[Extracted records]
^^^^^^^^

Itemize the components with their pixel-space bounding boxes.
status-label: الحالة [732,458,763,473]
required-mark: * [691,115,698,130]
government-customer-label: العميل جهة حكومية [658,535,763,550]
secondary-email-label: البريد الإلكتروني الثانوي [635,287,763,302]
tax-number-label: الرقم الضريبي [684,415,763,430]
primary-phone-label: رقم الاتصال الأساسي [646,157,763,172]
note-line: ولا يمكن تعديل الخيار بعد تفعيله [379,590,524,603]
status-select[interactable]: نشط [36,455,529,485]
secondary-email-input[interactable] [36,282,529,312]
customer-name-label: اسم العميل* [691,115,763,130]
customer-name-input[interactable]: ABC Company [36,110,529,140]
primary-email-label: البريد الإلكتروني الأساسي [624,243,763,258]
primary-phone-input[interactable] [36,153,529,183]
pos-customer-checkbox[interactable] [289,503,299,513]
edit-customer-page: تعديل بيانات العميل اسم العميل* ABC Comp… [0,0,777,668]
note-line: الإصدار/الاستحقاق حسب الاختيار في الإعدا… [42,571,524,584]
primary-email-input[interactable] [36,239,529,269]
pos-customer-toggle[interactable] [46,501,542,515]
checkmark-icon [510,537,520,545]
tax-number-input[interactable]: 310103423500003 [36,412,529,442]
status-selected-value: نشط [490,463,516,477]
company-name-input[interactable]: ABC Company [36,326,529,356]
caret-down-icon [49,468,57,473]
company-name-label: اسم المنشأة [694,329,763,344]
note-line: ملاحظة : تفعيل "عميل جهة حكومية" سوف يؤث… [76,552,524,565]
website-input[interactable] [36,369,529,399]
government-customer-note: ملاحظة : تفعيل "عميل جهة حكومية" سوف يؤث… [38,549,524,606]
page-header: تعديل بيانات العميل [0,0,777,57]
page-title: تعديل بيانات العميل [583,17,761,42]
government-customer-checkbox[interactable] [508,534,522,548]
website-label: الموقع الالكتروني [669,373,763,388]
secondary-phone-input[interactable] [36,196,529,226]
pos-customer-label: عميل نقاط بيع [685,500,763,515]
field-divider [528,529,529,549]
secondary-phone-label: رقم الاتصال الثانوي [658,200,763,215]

^^^^^^^^

### The exercise
Copy every line above, from the first line of the records down through the line that contains "status-select[interactable]: نشط [36,455,529,485]", including both of those lines.

### Final result
Itemize the components with their pixel-space bounding boxes.
status-label: الحالة [732,458,763,473]
required-mark: * [691,115,698,130]
government-customer-label: العميل جهة حكومية [658,535,763,550]
secondary-email-label: البريد الإلكتروني الثانوي [635,287,763,302]
tax-number-label: الرقم الضريبي [684,415,763,430]
primary-phone-label: رقم الاتصال الأساسي [646,157,763,172]
note-line: ولا يمكن تعديل الخيار بعد تفعيله [379,590,524,603]
status-select[interactable]: نشط [36,455,529,485]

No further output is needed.